**Supplied information**
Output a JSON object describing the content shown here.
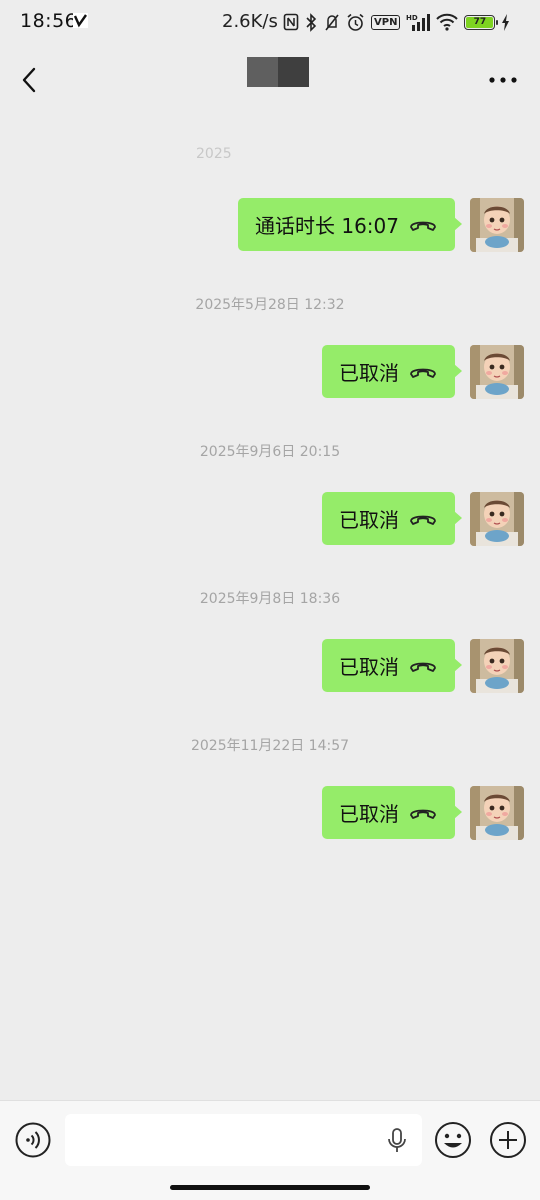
{
  "status_bar": {
    "time": "18:56",
    "network_speed": "2.6K/s",
    "vpn": "VPN",
    "signal_label": "HD",
    "battery": "77",
    "icons": [
      "carrier-v-icon",
      "nfc-icon",
      "bluetooth-icon",
      "mute-icon",
      "alarm-icon",
      "vpn-icon",
      "signal-icon",
      "wifi-icon",
      "battery-icon",
      "charging-icon"
    ]
  },
  "navbar": {
    "back_icon": "chevron-left-icon",
    "title": "",
    "more_icon": "more-dots-icon"
  },
  "messages": [
    {
      "timestamp": "2025",
      "timestamp_partial": true,
      "text": "通话时长 16:07",
      "icon": "hangup-phone-icon",
      "sender": "self"
    },
    {
      "timestamp": "2025年5月28日 12:32",
      "text": "已取消",
      "icon": "hangup-phone-icon",
      "sender": "self"
    },
    {
      "timestamp": "2025年9月6日 20:15",
      "text": "已取消",
      "icon": "hangup-phone-icon",
      "sender": "self"
    },
    {
      "timestamp": "2025年9月8日 18:36",
      "text": "已取消",
      "icon": "hangup-phone-icon",
      "sender": "self"
    },
    {
      "timestamp": "2025年11月22日 14:57",
      "text": "已取消",
      "icon": "hangup-phone-icon",
      "sender": "self"
    }
  ],
  "input_bar": {
    "voice_icon": "voice-mode-icon",
    "input_value": "",
    "mic_icon": "microphone-icon",
    "emoji_icon": "emoji-icon",
    "plus_icon": "plus-circle-icon"
  },
  "colors": {
    "background": "#ededed",
    "bubble_self": "#95ec69",
    "timestamp": "#a5a5a5",
    "input_bar": "#f7f7f7"
  }
}
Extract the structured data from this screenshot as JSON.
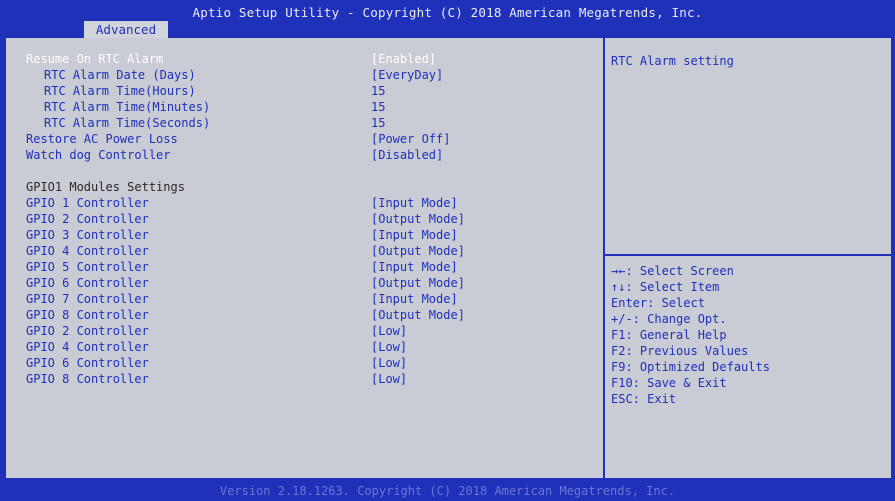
{
  "title": "Aptio Setup Utility - Copyright (C) 2018 American Megatrends, Inc.",
  "tab": "Advanced",
  "settings": [
    {
      "label": "Resume On RTC Alarm",
      "value": "[Enabled]"
    },
    {
      "label": "RTC Alarm Date (Days)",
      "value": "[EveryDay]"
    },
    {
      "label": "RTC Alarm Time(Hours)",
      "value": "15"
    },
    {
      "label": "RTC Alarm Time(Minutes)",
      "value": "15"
    },
    {
      "label": "RTC Alarm Time(Seconds)",
      "value": "15"
    },
    {
      "label": "Restore AC Power Loss",
      "value": "[Power Off]"
    },
    {
      "label": "Watch dog Controller",
      "value": "[Disabled]"
    }
  ],
  "gpio_header": "GPIO1 Modules Settings",
  "gpio": [
    {
      "label": "GPIO 1 Controller",
      "value": "[Input Mode]"
    },
    {
      "label": "GPIO 2 Controller",
      "value": "[Output Mode]"
    },
    {
      "label": "GPIO 3 Controller",
      "value": "[Input Mode]"
    },
    {
      "label": "GPIO 4 Controller",
      "value": "[Output Mode]"
    },
    {
      "label": "GPIO 5 Controller",
      "value": "[Input Mode]"
    },
    {
      "label": "GPIO 6 Controller",
      "value": "[Output Mode]"
    },
    {
      "label": "GPIO 7 Controller",
      "value": "[Input Mode]"
    },
    {
      "label": "GPIO 8 Controller",
      "value": "[Output Mode]"
    },
    {
      "label": "GPIO 2 Controller",
      "value": "[Low]"
    },
    {
      "label": "GPIO 4 Controller",
      "value": "[Low]"
    },
    {
      "label": "GPIO 6 Controller",
      "value": "[Low]"
    },
    {
      "label": "GPIO 8 Controller",
      "value": "[Low]"
    }
  ],
  "help_text": "RTC Alarm setting",
  "keys": [
    "→←: Select Screen",
    "↑↓: Select Item",
    "Enter: Select",
    "+/-: Change Opt.",
    "F1: General Help",
    "F2: Previous Values",
    "F9: Optimized Defaults",
    "F10: Save & Exit",
    "ESC: Exit"
  ],
  "footer": "Version 2.18.1263. Copyright (C) 2018 American Megatrends, Inc.",
  "colors": {
    "background": "#1f31b8",
    "panel": "#c9cbd5",
    "text": "#1f31b8",
    "highlight": "#ffffff"
  }
}
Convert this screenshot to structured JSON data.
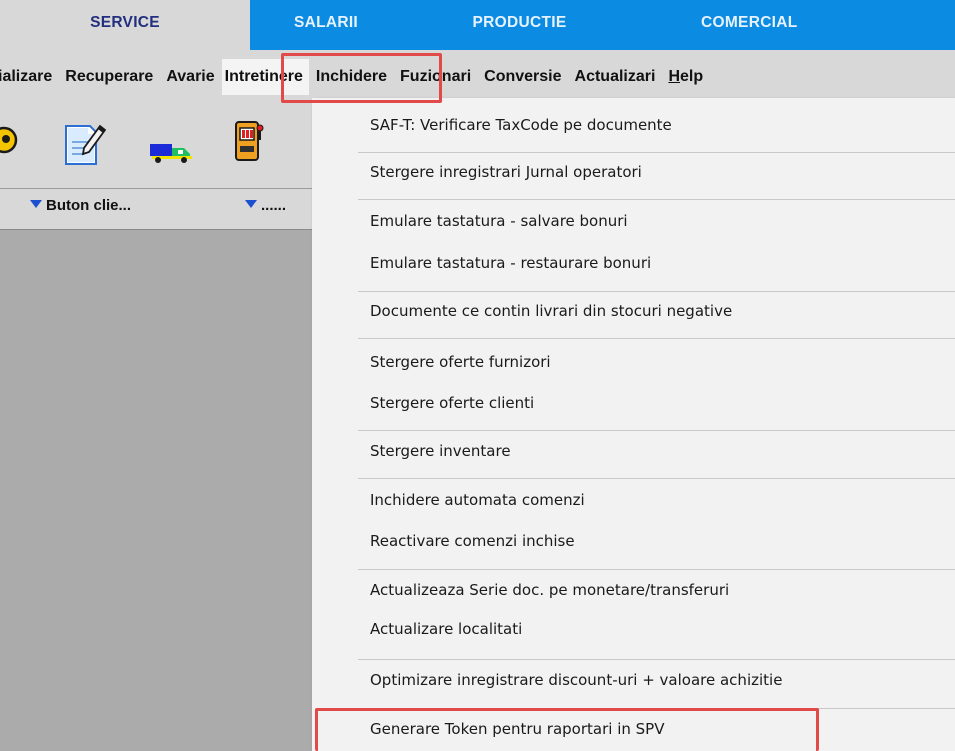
{
  "tabs": [
    {
      "label": "SERVICE",
      "active": true
    },
    {
      "label": "SALARII"
    },
    {
      "label": "PRODUCTIE"
    },
    {
      "label": "COMERCIAL"
    }
  ],
  "menubar": {
    "items": [
      "ializare",
      "Recuperare",
      "Avarie",
      "Intretinere",
      "Inchidere",
      "Fuzionari",
      "Conversie",
      "Actualizari"
    ],
    "help_first": "H",
    "help_rest": "elp",
    "open_item": "Intretinere"
  },
  "toolbar": {
    "icons": [
      "coin-icon",
      "edit-document-icon",
      "delivery-truck-icon",
      "slot-machine-icon"
    ]
  },
  "subbar": {
    "button1_label": "Buton clie...",
    "button2_label": "......"
  },
  "dropdown": {
    "items": [
      "SAF-T: Verificare TaxCode pe documente",
      "Stergere inregistrari Jurnal operatori",
      "Emulare tastatura - salvare bonuri",
      "Emulare tastatura - restaurare bonuri",
      "Documente ce contin livrari din stocuri negative",
      "Stergere oferte furnizori",
      "Stergere oferte clienti",
      "Stergere inventare",
      "Inchidere automata comenzi",
      "Reactivare comenzi inchise",
      "Actualizeaza Serie doc. pe monetare/transferuri",
      "Actualizare localitati",
      "Optimizare inregistrare discount-uri + valoare achizitie",
      "Generare Token pentru raportari in SPV"
    ]
  },
  "colors": {
    "tab_active_bg": "#d8d8d8",
    "tab_active_text": "#222f7e",
    "tab_inactive_bg": "#0c8be3",
    "highlight_red": "#e24a4a",
    "dropdown_bg": "#f2f2f2"
  }
}
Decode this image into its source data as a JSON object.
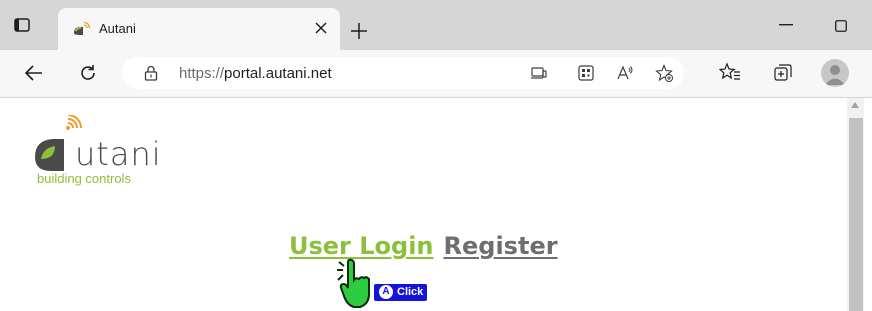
{
  "tab": {
    "title": "Autani"
  },
  "address_bar": {
    "url_scheme": "https://",
    "url_host": "portal.autani.net"
  },
  "page": {
    "logo": {
      "wordmark": "utani",
      "tagline": "building controls"
    },
    "links": {
      "login": "User Login",
      "register": "Register"
    }
  },
  "overlay": {
    "key": "A",
    "action": "Click"
  },
  "colors": {
    "brand_green": "#8dbf3b",
    "brand_orange": "#f39a2b",
    "link_gray": "#6e6e6e",
    "badge_blue": "#1414d8"
  }
}
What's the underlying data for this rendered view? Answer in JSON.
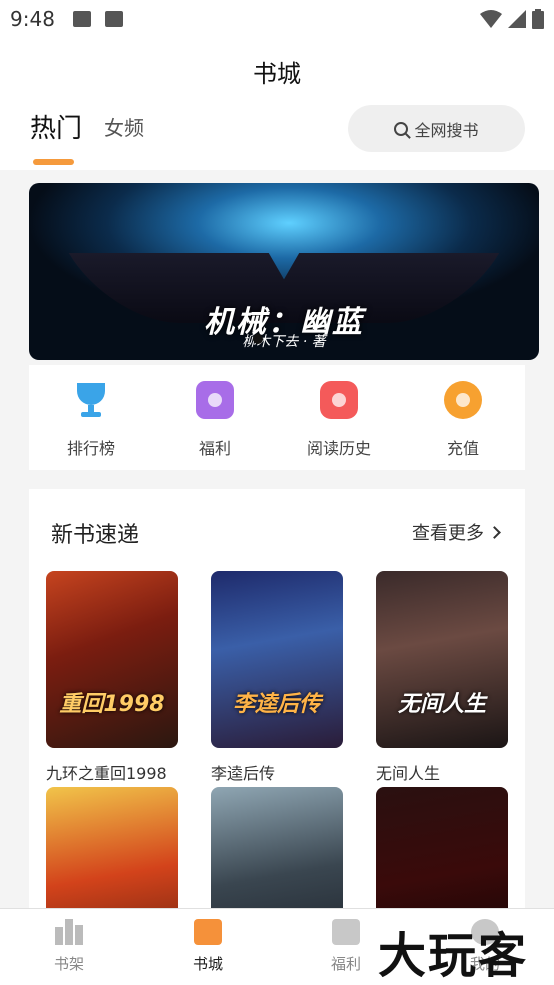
{
  "status_bar": {
    "time": "9:48"
  },
  "header": {
    "title": "书城",
    "tabs": [
      {
        "label": "热门"
      },
      {
        "label": "女频"
      }
    ],
    "search_label": "全网搜书",
    "accent_color": "#f59a3c"
  },
  "banner": {
    "title": "机械：幽蓝",
    "author": "柳木下去 · 著"
  },
  "quick_links": [
    {
      "label": "排行榜",
      "icon": "trophy-icon"
    },
    {
      "label": "福利",
      "icon": "gift-icon"
    },
    {
      "label": "阅读历史",
      "icon": "history-icon"
    },
    {
      "label": "充值",
      "icon": "recharge-icon"
    }
  ],
  "new_books": {
    "title": "新书速递",
    "more_label": "查看更多",
    "books": [
      {
        "name": "九环之重回1998",
        "cover_text": "重回1998"
      },
      {
        "name": "李逵后传",
        "cover_text": "李逵后传"
      },
      {
        "name": "无间人生",
        "cover_text": "无间人生"
      },
      {
        "name": "",
        "cover_text": ""
      },
      {
        "name": "",
        "cover_text": ""
      },
      {
        "name": "",
        "cover_text": ""
      }
    ]
  },
  "bottom_nav": [
    {
      "label": "书架"
    },
    {
      "label": "书城"
    },
    {
      "label": "福利"
    },
    {
      "label": "我的"
    }
  ],
  "watermark": "大玩客"
}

**Do this**
Set down the complete material exactly, but do not include the images.

**Problem solution**
Output a JSON object describing the content shown here.
{
  "status_bar": {
    "time": "18:56",
    "network_speed": "2.6K/s",
    "vpn": "VPN",
    "signal_label": "HD",
    "battery": "77",
    "icons": [
      "carrier-v-icon",
      "nfc-icon",
      "bluetooth-icon",
      "mute-icon",
      "alarm-icon",
      "vpn-icon",
      "signal-icon",
      "wifi-icon",
      "battery-icon",
      "charging-icon"
    ]
  },
  "navbar": {
    "back_icon": "chevron-left-icon",
    "title": "",
    "more_icon": "more-dots-icon"
  },
  "messages": [
    {
      "timestamp": "2025",
      "timestamp_partial": true,
      "text": "通话时长 16:07",
      "icon": "hangup-phone-icon",
      "sender": "self"
    },
    {
      "timestamp": "2025年5月28日 12:32",
      "text": "已取消",
      "icon": "hangup-phone-icon",
      "sender": "self"
    },
    {
      "timestamp": "2025年9月6日 20:15",
      "text": "已取消",
      "icon": "hangup-phone-icon",
      "sender": "self"
    },
    {
      "timestamp": "2025年9月8日 18:36",
      "text": "已取消",
      "icon": "hangup-phone-icon",
      "sender": "self"
    },
    {
      "timestamp": "2025年11月22日 14:57",
      "text": "已取消",
      "icon": "hangup-phone-icon",
      "sender": "self"
    }
  ],
  "input_bar": {
    "voice_icon": "voice-mode-icon",
    "input_value": "",
    "mic_icon": "microphone-icon",
    "emoji_icon": "emoji-icon",
    "plus_icon": "plus-circle-icon"
  },
  "colors": {
    "background": "#ededed",
    "bubble_self": "#95ec69",
    "timestamp": "#a5a5a5",
    "input_bar": "#f7f7f7"
  }
}
Extract the structured data from this screenshot as JSON.
{
  "title": "Aptio Setup Utility - Copyright (C) 2018 American Megatrends, Inc.",
  "tab": "Advanced",
  "settings": [
    {
      "label": "Resume On RTC Alarm",
      "value": "[Enabled]"
    },
    {
      "label": "RTC Alarm Date (Days)",
      "value": "[EveryDay]"
    },
    {
      "label": "RTC Alarm Time(Hours)",
      "value": "15"
    },
    {
      "label": "RTC Alarm Time(Minutes)",
      "value": "15"
    },
    {
      "label": "RTC Alarm Time(Seconds)",
      "value": "15"
    },
    {
      "label": "Restore AC Power Loss",
      "value": "[Power Off]"
    },
    {
      "label": "Watch dog Controller",
      "value": "[Disabled]"
    }
  ],
  "gpio_header": "GPIO1 Modules Settings",
  "gpio": [
    {
      "label": "GPIO 1 Controller",
      "value": "[Input Mode]"
    },
    {
      "label": "GPIO 2 Controller",
      "value": "[Output Mode]"
    },
    {
      "label": "GPIO 3 Controller",
      "value": "[Input Mode]"
    },
    {
      "label": "GPIO 4 Controller",
      "value": "[Output Mode]"
    },
    {
      "label": "GPIO 5 Controller",
      "value": "[Input Mode]"
    },
    {
      "label": "GPIO 6 Controller",
      "value": "[Output Mode]"
    },
    {
      "label": "GPIO 7 Controller",
      "value": "[Input Mode]"
    },
    {
      "label": "GPIO 8 Controller",
      "value": "[Output Mode]"
    },
    {
      "label": "GPIO 2 Controller",
      "value": "[Low]"
    },
    {
      "label": "GPIO 4 Controller",
      "value": "[Low]"
    },
    {
      "label": "GPIO 6 Controller",
      "value": "[Low]"
    },
    {
      "label": "GPIO 8 Controller",
      "value": "[Low]"
    }
  ],
  "help_text": "RTC Alarm setting",
  "keys": [
    "→←: Select Screen",
    "↑↓: Select Item",
    "Enter: Select",
    "+/-: Change Opt.",
    "F1: General Help",
    "F2: Previous Values",
    "F9: Optimized Defaults",
    "F10: Save & Exit",
    "ESC: Exit"
  ],
  "footer": "Version 2.18.1263. Copyright (C) 2018 American Megatrends, Inc.",
  "colors": {
    "background": "#1f31b8",
    "panel": "#c9cbd5",
    "text": "#1f31b8",
    "highlight": "#ffffff"
  }
}
Convert this screenshot to structured JSON data.
{
  "tabs": [
    {
      "label": "SERVICE",
      "active": true
    },
    {
      "label": "SALARII"
    },
    {
      "label": "PRODUCTIE"
    },
    {
      "label": "COMERCIAL"
    }
  ],
  "menubar": {
    "items": [
      "ializare",
      "Recuperare",
      "Avarie",
      "Intretinere",
      "Inchidere",
      "Fuzionari",
      "Conversie",
      "Actualizari"
    ],
    "help_first": "H",
    "help_rest": "elp",
    "open_item": "Intretinere"
  },
  "toolbar": {
    "icons": [
      "coin-icon",
      "edit-document-icon",
      "delivery-truck-icon",
      "slot-machine-icon"
    ]
  },
  "subbar": {
    "button1_label": "Buton clie...",
    "button2_label": "......"
  },
  "dropdown": {
    "items": [
      "SAF-T: Verificare TaxCode pe documente",
      "Stergere inregistrari Jurnal operatori",
      "Emulare tastatura - salvare bonuri",
      "Emulare tastatura - restaurare bonuri",
      "Documente ce contin livrari din stocuri negative",
      "Stergere oferte furnizori",
      "Stergere oferte clienti",
      "Stergere inventare",
      "Inchidere automata comenzi",
      "Reactivare comenzi inchise",
      "Actualizeaza Serie doc. pe monetare/transferuri",
      "Actualizare localitati",
      "Optimizare inregistrare discount-uri + valoare achizitie",
      "Generare Token pentru raportari in SPV"
    ]
  },
  "colors": {
    "tab_active_bg": "#d8d8d8",
    "tab_active_text": "#222f7e",
    "tab_inactive_bg": "#0c8be3",
    "highlight_red": "#e24a4a",
    "dropdown_bg": "#f2f2f2"
  }
}
Decode this image into its source data as a JSON object.
{
  "tab": {
    "title": "Autani"
  },
  "address_bar": {
    "url_scheme": "https://",
    "url_host": "portal.autani.net"
  },
  "page": {
    "logo": {
      "wordmark": "utani",
      "tagline": "building controls"
    },
    "links": {
      "login": "User Login",
      "register": "Register"
    }
  },
  "overlay": {
    "key": "A",
    "action": "Click"
  },
  "colors": {
    "brand_green": "#8dbf3b",
    "brand_orange": "#f39a2b",
    "link_gray": "#6e6e6e",
    "badge_blue": "#1414d8"
  }
}
What's the underlying data for this rendered view? Answer in JSON.
{
  "status_bar": {
    "time": "9:48"
  },
  "header": {
    "title": "书城",
    "tabs": [
      {
        "label": "热门"
      },
      {
        "label": "女频"
      }
    ],
    "search_label": "全网搜书",
    "accent_color": "#f59a3c"
  },
  "banner": {
    "title": "机械：幽蓝",
    "author": "柳木下去 · 著"
  },
  "quick_links": [
    {
      "label": "排行榜",
      "icon": "trophy-icon"
    },
    {
      "label": "福利",
      "icon": "gift-icon"
    },
    {
      "label": "阅读历史",
      "icon": "history-icon"
    },
    {
      "label": "充值",
      "icon": "recharge-icon"
    }
  ],
  "new_books": {
    "title": "新书速递",
    "more_label": "查看更多",
    "books": [
      {
        "name": "九环之重回1998",
        "cover_text": "重回1998"
      },
      {
        "name": "李逵后传",
        "cover_text": "李逵后传"
      },
      {
        "name": "无间人生",
        "cover_text": "无间人生"
      },
      {
        "name": "",
        "cover_text": ""
      },
      {
        "name": "",
        "cover_text": ""
      },
      {
        "name": "",
        "cover_text": ""
      }
    ]
  },
  "bottom_nav": [
    {
      "label": "书架"
    },
    {
      "label": "书城"
    },
    {
      "label": "福利"
    },
    {
      "label": "我的"
    }
  ],
  "watermark": "大玩客"
}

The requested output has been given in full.